**TASK OBJECTIVE**
Restate the material word for word and leave out anything that is a picture.

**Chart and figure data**

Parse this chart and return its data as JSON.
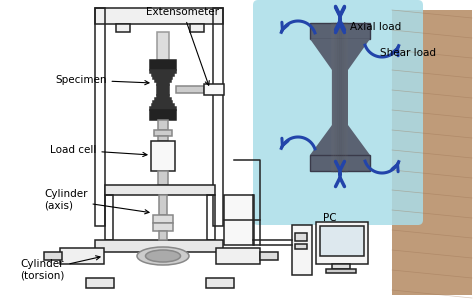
{
  "bg_color": "#ffffff",
  "light_blue_bg": "#aadde8",
  "machine_line_color": "#222222",
  "arrow_color": "#2244aa",
  "label_color": "#000000",
  "labels": {
    "extensometer": "Extensometer",
    "specimen": "Specimen",
    "load_cell": "Load cell",
    "cylinder_axis": "Cylinder\n(axis)",
    "cylinder_torsion": "Cylinder\n(torsion)",
    "axial_load": "Axial load",
    "shear_load": "Shear load",
    "pc": "PC"
  },
  "figsize": [
    4.74,
    3.04
  ],
  "dpi": 100
}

**SOLUTION**
Parse this chart and return its data as JSON.
{
  "bg_color": "#ffffff",
  "light_blue_bg": "#aadde8",
  "machine_line_color": "#222222",
  "arrow_color": "#2244aa",
  "label_color": "#000000",
  "labels": {
    "extensometer": "Extensometer",
    "specimen": "Specimen",
    "load_cell": "Load cell",
    "cylinder_axis": "Cylinder\n(axis)",
    "cylinder_torsion": "Cylinder\n(torsion)",
    "axial_load": "Axial load",
    "shear_load": "Shear load",
    "pc": "PC"
  },
  "figsize": [
    4.74,
    3.04
  ],
  "dpi": 100
}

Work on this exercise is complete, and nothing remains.